# TRY IT
All lines in the data that hold the word "seconds" need copying.
-------------------------
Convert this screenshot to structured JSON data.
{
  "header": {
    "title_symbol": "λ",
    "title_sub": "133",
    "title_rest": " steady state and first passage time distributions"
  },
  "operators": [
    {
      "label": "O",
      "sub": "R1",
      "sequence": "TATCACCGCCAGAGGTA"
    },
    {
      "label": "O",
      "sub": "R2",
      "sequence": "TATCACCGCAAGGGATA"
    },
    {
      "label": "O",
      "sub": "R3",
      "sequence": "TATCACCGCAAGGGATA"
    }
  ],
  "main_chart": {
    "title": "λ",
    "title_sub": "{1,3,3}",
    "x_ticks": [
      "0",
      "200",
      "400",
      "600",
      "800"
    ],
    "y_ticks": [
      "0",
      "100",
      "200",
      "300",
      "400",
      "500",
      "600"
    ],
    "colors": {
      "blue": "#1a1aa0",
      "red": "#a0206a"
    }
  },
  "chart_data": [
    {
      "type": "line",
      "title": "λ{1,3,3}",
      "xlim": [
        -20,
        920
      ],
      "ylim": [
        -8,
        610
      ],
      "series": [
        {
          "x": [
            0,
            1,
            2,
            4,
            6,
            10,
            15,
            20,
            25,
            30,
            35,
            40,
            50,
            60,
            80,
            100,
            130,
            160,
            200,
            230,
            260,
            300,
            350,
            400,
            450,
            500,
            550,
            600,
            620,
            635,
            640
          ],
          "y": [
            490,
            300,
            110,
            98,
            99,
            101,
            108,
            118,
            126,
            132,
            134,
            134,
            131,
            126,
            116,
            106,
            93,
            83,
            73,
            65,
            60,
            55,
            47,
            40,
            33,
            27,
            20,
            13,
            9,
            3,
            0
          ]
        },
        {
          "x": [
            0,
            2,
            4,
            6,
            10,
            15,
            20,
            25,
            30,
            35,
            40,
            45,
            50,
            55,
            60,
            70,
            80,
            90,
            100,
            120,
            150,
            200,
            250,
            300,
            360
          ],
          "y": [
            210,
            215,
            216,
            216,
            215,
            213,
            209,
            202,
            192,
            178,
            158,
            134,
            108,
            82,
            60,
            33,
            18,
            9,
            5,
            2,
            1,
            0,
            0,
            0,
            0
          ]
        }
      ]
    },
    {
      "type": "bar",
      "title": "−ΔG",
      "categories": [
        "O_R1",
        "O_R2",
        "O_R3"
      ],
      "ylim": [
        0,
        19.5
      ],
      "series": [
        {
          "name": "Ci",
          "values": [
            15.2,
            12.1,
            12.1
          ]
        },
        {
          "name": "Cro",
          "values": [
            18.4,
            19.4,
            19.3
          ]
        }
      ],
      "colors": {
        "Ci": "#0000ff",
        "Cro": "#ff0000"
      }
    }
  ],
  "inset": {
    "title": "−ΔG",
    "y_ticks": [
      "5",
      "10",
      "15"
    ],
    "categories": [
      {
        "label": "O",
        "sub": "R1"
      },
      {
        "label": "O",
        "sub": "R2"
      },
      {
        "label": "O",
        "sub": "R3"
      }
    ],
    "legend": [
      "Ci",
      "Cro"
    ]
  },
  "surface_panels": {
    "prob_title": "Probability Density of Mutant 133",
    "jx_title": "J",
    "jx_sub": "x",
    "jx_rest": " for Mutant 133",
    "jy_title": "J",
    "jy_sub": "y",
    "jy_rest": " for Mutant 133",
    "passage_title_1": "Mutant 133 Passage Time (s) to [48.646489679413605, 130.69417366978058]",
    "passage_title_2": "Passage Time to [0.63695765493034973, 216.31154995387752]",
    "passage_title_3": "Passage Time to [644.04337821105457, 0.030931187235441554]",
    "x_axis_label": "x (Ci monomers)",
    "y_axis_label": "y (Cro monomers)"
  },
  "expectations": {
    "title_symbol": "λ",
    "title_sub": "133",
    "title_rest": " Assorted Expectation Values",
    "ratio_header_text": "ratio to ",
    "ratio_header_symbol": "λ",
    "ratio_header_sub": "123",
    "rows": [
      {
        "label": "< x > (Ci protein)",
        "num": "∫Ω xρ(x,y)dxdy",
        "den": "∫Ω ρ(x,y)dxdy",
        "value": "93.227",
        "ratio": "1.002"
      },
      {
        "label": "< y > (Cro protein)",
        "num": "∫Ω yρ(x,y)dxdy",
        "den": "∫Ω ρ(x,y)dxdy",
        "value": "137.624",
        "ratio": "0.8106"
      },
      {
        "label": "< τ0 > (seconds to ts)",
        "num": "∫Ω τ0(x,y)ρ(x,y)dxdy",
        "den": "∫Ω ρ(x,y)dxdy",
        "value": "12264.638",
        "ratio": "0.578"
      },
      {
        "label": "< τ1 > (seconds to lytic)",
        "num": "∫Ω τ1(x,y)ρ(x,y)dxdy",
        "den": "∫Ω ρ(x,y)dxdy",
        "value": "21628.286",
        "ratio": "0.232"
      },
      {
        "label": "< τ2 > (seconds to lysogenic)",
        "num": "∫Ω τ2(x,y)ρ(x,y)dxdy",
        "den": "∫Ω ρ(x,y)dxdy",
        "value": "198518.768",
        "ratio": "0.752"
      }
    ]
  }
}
-------------------------
# YOUR RESPONSE
        "label": "< τ0 > (seconds to ts)",
        "label": "< τ1 > (seconds to lytic)",
        "label": "< τ2 > (seconds to lysogenic)",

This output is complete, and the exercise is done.